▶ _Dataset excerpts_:
>> begin
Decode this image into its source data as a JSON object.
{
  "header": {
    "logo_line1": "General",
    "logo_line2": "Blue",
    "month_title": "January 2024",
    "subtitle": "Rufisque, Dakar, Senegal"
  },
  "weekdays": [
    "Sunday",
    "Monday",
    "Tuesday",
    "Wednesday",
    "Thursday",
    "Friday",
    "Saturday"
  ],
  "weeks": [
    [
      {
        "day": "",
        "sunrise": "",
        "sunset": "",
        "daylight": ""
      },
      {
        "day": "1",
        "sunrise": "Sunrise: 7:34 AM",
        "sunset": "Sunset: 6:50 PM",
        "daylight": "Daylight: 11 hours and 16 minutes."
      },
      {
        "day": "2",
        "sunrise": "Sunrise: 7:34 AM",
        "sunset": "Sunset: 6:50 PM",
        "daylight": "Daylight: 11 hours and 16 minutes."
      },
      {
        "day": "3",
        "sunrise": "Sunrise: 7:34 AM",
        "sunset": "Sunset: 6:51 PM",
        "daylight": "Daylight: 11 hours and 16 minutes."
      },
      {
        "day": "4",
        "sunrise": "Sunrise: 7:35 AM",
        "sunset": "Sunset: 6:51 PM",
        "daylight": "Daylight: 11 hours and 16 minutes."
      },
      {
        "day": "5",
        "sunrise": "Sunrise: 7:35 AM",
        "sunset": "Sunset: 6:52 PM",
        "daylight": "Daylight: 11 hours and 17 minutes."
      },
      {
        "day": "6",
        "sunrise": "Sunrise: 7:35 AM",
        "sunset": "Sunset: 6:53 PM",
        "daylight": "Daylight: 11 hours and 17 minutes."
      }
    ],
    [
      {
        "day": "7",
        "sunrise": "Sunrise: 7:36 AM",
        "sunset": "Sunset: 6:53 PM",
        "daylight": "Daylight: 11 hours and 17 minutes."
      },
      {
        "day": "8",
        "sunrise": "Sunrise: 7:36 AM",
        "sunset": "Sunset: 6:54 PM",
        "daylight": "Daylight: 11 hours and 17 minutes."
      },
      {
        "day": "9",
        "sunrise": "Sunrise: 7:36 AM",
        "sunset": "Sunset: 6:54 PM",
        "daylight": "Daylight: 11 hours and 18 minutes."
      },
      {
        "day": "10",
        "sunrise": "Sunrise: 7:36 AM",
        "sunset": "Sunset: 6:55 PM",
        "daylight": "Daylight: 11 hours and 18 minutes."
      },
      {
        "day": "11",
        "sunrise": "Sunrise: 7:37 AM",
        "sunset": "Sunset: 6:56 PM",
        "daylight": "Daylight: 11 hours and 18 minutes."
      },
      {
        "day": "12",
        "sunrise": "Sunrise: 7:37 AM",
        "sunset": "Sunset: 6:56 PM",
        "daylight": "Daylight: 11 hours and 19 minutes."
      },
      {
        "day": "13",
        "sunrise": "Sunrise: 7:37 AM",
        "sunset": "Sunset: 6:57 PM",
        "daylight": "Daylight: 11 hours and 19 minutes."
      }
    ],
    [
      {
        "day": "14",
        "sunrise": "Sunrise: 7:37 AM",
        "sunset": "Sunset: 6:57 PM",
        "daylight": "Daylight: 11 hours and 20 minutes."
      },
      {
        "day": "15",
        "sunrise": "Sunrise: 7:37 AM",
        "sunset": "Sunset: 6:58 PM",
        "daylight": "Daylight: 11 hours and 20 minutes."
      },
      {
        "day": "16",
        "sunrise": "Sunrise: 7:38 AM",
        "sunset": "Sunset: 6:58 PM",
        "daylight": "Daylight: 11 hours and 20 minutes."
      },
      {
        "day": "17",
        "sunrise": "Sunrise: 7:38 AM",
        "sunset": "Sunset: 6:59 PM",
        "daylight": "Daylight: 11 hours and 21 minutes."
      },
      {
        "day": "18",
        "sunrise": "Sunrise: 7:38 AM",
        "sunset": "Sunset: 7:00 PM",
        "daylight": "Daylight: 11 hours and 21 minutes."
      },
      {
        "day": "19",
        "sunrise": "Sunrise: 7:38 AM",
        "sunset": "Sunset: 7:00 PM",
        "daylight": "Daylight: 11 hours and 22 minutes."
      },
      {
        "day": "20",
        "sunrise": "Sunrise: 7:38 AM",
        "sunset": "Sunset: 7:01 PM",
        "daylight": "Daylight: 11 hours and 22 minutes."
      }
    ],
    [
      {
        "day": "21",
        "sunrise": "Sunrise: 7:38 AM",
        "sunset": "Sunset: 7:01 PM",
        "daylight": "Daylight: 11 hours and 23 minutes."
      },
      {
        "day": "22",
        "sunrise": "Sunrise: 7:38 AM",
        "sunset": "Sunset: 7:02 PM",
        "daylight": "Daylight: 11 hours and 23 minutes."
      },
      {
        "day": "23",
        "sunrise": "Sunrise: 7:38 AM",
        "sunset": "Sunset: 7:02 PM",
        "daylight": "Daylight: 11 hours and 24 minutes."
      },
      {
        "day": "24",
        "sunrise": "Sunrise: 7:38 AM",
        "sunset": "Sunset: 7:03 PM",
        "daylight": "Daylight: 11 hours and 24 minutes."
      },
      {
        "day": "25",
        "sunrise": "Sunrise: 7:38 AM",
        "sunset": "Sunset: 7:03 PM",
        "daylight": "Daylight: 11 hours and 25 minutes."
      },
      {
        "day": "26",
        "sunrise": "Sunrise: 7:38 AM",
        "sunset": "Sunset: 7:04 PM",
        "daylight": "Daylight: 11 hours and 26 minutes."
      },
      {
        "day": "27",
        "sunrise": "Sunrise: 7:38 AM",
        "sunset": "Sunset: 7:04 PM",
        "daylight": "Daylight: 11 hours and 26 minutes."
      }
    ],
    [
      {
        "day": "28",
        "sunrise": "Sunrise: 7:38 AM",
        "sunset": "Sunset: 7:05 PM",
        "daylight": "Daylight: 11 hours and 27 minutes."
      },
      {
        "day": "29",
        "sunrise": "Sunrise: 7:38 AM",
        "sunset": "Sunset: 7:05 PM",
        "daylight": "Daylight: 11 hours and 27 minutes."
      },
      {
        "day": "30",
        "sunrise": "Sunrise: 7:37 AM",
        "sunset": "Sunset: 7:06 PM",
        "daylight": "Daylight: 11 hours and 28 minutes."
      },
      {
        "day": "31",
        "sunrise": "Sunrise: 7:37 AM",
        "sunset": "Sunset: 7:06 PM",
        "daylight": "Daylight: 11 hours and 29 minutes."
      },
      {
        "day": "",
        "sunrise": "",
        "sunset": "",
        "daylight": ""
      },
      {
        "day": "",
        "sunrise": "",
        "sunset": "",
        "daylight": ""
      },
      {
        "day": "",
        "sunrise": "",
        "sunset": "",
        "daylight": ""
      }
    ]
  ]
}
>> end
▶ _WRITTEN REQUEST_: Reproduce all of the material above word for word.

▶ _FINISHED ANSWER_:
Decode this image into its source data as a JSON object.
{
  "header": {
    "logo_line1": "General",
    "logo_line2": "Blue",
    "month_title": "January 2024",
    "subtitle": "Rufisque, Dakar, Senegal"
  },
  "weekdays": [
    "Sunday",
    "Monday",
    "Tuesday",
    "Wednesday",
    "Thursday",
    "Friday",
    "Saturday"
  ],
  "weeks": [
    [
      {
        "day": "",
        "sunrise": "",
        "sunset": "",
        "daylight": ""
      },
      {
        "day": "1",
        "sunrise": "Sunrise: 7:34 AM",
        "sunset": "Sunset: 6:50 PM",
        "daylight": "Daylight: 11 hours and 16 minutes."
      },
      {
        "day": "2",
        "sunrise": "Sunrise: 7:34 AM",
        "sunset": "Sunset: 6:50 PM",
        "daylight": "Daylight: 11 hours and 16 minutes."
      },
      {
        "day": "3",
        "sunrise": "Sunrise: 7:34 AM",
        "sunset": "Sunset: 6:51 PM",
        "daylight": "Daylight: 11 hours and 16 minutes."
      },
      {
        "day": "4",
        "sunrise": "Sunrise: 7:35 AM",
        "sunset": "Sunset: 6:51 PM",
        "daylight": "Daylight: 11 hours and 16 minutes."
      },
      {
        "day": "5",
        "sunrise": "Sunrise: 7:35 AM",
        "sunset": "Sunset: 6:52 PM",
        "daylight": "Daylight: 11 hours and 17 minutes."
      },
      {
        "day": "6",
        "sunrise": "Sunrise: 7:35 AM",
        "sunset": "Sunset: 6:53 PM",
        "daylight": "Daylight: 11 hours and 17 minutes."
      }
    ],
    [
      {
        "day": "7",
        "sunrise": "Sunrise: 7:36 AM",
        "sunset": "Sunset: 6:53 PM",
        "daylight": "Daylight: 11 hours and 17 minutes."
      },
      {
        "day": "8",
        "sunrise": "Sunrise: 7:36 AM",
        "sunset": "Sunset: 6:54 PM",
        "daylight": "Daylight: 11 hours and 17 minutes."
      },
      {
        "day": "9",
        "sunrise": "Sunrise: 7:36 AM",
        "sunset": "Sunset: 6:54 PM",
        "daylight": "Daylight: 11 hours and 18 minutes."
      },
      {
        "day": "10",
        "sunrise": "Sunrise: 7:36 AM",
        "sunset": "Sunset: 6:55 PM",
        "daylight": "Daylight: 11 hours and 18 minutes."
      },
      {
        "day": "11",
        "sunrise": "Sunrise: 7:37 AM",
        "sunset": "Sunset: 6:56 PM",
        "daylight": "Daylight: 11 hours and 18 minutes."
      },
      {
        "day": "12",
        "sunrise": "Sunrise: 7:37 AM",
        "sunset": "Sunset: 6:56 PM",
        "daylight": "Daylight: 11 hours and 19 minutes."
      },
      {
        "day": "13",
        "sunrise": "Sunrise: 7:37 AM",
        "sunset": "Sunset: 6:57 PM",
        "daylight": "Daylight: 11 hours and 19 minutes."
      }
    ],
    [
      {
        "day": "14",
        "sunrise": "Sunrise: 7:37 AM",
        "sunset": "Sunset: 6:57 PM",
        "daylight": "Daylight: 11 hours and 20 minutes."
      },
      {
        "day": "15",
        "sunrise": "Sunrise: 7:37 AM",
        "sunset": "Sunset: 6:58 PM",
        "daylight": "Daylight: 11 hours and 20 minutes."
      },
      {
        "day": "16",
        "sunrise": "Sunrise: 7:38 AM",
        "sunset": "Sunset: 6:58 PM",
        "daylight": "Daylight: 11 hours and 20 minutes."
      },
      {
        "day": "17",
        "sunrise": "Sunrise: 7:38 AM",
        "sunset": "Sunset: 6:59 PM",
        "daylight": "Daylight: 11 hours and 21 minutes."
      },
      {
        "day": "18",
        "sunrise": "Sunrise: 7:38 AM",
        "sunset": "Sunset: 7:00 PM",
        "daylight": "Daylight: 11 hours and 21 minutes."
      },
      {
        "day": "19",
        "sunrise": "Sunrise: 7:38 AM",
        "sunset": "Sunset: 7:00 PM",
        "daylight": "Daylight: 11 hours and 22 minutes."
      },
      {
        "day": "20",
        "sunrise": "Sunrise: 7:38 AM",
        "sunset": "Sunset: 7:01 PM",
        "daylight": "Daylight: 11 hours and 22 minutes."
      }
    ],
    [
      {
        "day": "21",
        "sunrise": "Sunrise: 7:38 AM",
        "sunset": "Sunset: 7:01 PM",
        "daylight": "Daylight: 11 hours and 23 minutes."
      },
      {
        "day": "22",
        "sunrise": "Sunrise: 7:38 AM",
        "sunset": "Sunset: 7:02 PM",
        "daylight": "Daylight: 11 hours and 23 minutes."
      },
      {
        "day": "23",
        "sunrise": "Sunrise: 7:38 AM",
        "sunset": "Sunset: 7:02 PM",
        "daylight": "Daylight: 11 hours and 24 minutes."
      },
      {
        "day": "24",
        "sunrise": "Sunrise: 7:38 AM",
        "sunset": "Sunset: 7:03 PM",
        "daylight": "Daylight: 11 hours and 24 minutes."
      },
      {
        "day": "25",
        "sunrise": "Sunrise: 7:38 AM",
        "sunset": "Sunset: 7:03 PM",
        "daylight": "Daylight: 11 hours and 25 minutes."
      },
      {
        "day": "26",
        "sunrise": "Sunrise: 7:38 AM",
        "sunset": "Sunset: 7:04 PM",
        "daylight": "Daylight: 11 hours and 26 minutes."
      },
      {
        "day": "27",
        "sunrise": "Sunrise: 7:38 AM",
        "sunset": "Sunset: 7:04 PM",
        "daylight": "Daylight: 11 hours and 26 minutes."
      }
    ],
    [
      {
        "day": "28",
        "sunrise": "Sunrise: 7:38 AM",
        "sunset": "Sunset: 7:05 PM",
        "daylight": "Daylight: 11 hours and 27 minutes."
      },
      {
        "day": "29",
        "sunrise": "Sunrise: 7:38 AM",
        "sunset": "Sunset: 7:05 PM",
        "daylight": "Daylight: 11 hours and 27 minutes."
      },
      {
        "day": "30",
        "sunrise": "Sunrise: 7:37 AM",
        "sunset": "Sunset: 7:06 PM",
        "daylight": "Daylight: 11 hours and 28 minutes."
      },
      {
        "day": "31",
        "sunrise": "Sunrise: 7:37 AM",
        "sunset": "Sunset: 7:06 PM",
        "daylight": "Daylight: 11 hours and 29 minutes."
      },
      {
        "day": "",
        "sunrise": "",
        "sunset": "",
        "daylight": ""
      },
      {
        "day": "",
        "sunrise": "",
        "sunset": "",
        "daylight": ""
      },
      {
        "day": "",
        "sunrise": "",
        "sunset": "",
        "daylight": ""
      }
    ]
  ]
}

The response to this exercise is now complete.